▶ **What to work on**:
Check every line of the material below for the string "name", and return the ones that have it.
# # #
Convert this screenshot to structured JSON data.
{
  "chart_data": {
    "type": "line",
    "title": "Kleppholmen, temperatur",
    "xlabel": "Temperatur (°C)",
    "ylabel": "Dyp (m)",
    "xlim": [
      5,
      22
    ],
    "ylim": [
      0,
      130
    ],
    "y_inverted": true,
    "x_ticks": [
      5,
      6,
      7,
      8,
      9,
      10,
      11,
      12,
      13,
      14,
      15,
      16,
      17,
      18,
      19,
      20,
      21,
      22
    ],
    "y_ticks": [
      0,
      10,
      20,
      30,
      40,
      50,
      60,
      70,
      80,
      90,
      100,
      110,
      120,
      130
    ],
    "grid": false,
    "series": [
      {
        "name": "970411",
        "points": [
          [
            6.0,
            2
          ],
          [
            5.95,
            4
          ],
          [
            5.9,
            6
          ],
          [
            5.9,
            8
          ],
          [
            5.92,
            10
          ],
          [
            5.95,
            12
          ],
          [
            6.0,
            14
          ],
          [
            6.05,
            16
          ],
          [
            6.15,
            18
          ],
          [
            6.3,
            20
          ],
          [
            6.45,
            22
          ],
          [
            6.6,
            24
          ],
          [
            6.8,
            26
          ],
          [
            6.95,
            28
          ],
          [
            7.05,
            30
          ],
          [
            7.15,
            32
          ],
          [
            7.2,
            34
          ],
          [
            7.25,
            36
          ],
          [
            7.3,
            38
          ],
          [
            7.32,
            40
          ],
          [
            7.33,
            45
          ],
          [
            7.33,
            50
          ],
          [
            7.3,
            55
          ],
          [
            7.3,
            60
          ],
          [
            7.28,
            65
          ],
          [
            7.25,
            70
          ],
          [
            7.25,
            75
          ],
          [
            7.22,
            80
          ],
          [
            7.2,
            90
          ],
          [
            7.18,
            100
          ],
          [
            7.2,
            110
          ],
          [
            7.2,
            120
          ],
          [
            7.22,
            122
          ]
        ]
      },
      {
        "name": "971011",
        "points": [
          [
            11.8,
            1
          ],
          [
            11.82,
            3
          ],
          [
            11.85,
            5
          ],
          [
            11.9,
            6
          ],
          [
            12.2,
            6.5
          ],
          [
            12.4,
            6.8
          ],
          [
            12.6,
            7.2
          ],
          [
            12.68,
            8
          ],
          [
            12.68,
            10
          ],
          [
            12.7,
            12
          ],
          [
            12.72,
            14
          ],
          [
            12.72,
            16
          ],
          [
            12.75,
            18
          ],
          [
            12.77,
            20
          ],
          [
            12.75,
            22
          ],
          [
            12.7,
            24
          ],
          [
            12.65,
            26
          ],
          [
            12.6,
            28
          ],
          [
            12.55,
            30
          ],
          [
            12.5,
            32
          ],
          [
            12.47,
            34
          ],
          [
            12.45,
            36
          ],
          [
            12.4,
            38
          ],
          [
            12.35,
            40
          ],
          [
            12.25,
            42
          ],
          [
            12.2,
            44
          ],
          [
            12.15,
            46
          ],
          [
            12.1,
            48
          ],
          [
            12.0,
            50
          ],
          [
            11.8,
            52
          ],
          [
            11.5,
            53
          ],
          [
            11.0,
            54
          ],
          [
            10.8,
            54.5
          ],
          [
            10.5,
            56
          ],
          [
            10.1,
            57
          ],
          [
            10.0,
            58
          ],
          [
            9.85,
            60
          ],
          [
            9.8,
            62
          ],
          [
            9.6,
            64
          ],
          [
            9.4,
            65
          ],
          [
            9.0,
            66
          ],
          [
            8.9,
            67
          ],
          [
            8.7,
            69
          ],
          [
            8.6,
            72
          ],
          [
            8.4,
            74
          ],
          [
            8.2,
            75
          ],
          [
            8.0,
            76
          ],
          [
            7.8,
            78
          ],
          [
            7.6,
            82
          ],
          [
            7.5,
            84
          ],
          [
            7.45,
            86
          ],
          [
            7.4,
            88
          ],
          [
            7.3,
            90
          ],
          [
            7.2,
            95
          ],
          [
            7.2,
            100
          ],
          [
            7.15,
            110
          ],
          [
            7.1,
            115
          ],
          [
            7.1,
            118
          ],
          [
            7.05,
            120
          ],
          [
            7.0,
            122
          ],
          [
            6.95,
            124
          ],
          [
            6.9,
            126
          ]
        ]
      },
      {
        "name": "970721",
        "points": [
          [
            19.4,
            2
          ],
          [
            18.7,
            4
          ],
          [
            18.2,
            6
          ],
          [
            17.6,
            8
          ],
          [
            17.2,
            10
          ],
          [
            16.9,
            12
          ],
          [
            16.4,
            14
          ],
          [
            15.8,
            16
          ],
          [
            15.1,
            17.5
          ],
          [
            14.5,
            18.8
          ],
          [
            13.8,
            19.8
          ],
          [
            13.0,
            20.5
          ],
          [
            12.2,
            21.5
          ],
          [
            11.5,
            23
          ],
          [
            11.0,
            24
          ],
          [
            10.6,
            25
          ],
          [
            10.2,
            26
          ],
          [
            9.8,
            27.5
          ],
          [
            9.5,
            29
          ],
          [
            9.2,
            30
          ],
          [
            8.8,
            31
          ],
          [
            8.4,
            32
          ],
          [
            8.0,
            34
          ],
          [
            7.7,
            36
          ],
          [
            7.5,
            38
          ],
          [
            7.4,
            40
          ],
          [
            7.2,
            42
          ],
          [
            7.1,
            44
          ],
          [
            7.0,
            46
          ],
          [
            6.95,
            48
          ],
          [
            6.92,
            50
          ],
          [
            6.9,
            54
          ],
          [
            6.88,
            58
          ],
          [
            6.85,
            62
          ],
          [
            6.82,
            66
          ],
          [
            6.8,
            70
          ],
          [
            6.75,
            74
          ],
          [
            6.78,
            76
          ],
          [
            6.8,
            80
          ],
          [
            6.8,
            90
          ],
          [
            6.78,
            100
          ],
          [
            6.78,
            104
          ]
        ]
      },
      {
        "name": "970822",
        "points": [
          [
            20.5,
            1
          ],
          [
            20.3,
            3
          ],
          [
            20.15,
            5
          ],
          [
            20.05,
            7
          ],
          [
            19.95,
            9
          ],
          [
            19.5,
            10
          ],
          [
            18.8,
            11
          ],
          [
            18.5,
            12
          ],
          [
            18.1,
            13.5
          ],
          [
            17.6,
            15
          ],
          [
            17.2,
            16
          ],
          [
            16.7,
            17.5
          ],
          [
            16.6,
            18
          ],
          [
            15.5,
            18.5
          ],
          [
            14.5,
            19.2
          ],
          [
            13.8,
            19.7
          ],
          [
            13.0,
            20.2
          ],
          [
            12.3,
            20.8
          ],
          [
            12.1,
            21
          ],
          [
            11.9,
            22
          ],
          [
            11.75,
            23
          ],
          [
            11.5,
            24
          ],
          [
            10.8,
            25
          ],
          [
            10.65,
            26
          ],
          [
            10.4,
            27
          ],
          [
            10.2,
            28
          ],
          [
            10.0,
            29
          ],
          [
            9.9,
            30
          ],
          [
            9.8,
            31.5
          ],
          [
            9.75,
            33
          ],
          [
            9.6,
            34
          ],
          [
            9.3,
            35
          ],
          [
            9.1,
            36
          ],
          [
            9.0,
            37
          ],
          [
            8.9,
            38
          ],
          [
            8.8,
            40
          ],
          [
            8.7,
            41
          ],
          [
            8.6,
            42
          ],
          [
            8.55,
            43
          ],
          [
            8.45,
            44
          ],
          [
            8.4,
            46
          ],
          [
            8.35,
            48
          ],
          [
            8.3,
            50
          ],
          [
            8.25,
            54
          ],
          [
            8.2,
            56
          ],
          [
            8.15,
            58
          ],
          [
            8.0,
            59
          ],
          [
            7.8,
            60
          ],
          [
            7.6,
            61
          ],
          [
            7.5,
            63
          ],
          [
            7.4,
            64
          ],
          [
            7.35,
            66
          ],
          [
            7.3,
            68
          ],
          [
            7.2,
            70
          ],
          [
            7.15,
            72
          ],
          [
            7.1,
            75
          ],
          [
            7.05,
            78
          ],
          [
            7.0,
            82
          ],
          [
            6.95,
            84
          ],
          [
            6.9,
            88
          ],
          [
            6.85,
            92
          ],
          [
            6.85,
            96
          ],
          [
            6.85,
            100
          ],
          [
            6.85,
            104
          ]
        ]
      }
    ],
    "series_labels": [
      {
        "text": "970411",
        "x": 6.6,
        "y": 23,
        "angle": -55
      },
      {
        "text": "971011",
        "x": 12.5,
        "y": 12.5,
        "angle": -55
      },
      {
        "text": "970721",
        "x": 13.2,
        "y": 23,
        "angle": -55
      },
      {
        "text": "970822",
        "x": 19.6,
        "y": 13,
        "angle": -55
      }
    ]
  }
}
# # #
▶ **Response for this exercise**:
        "name": "970411",
        "name": "971011",
        "name": "970721",
        "name": "970822",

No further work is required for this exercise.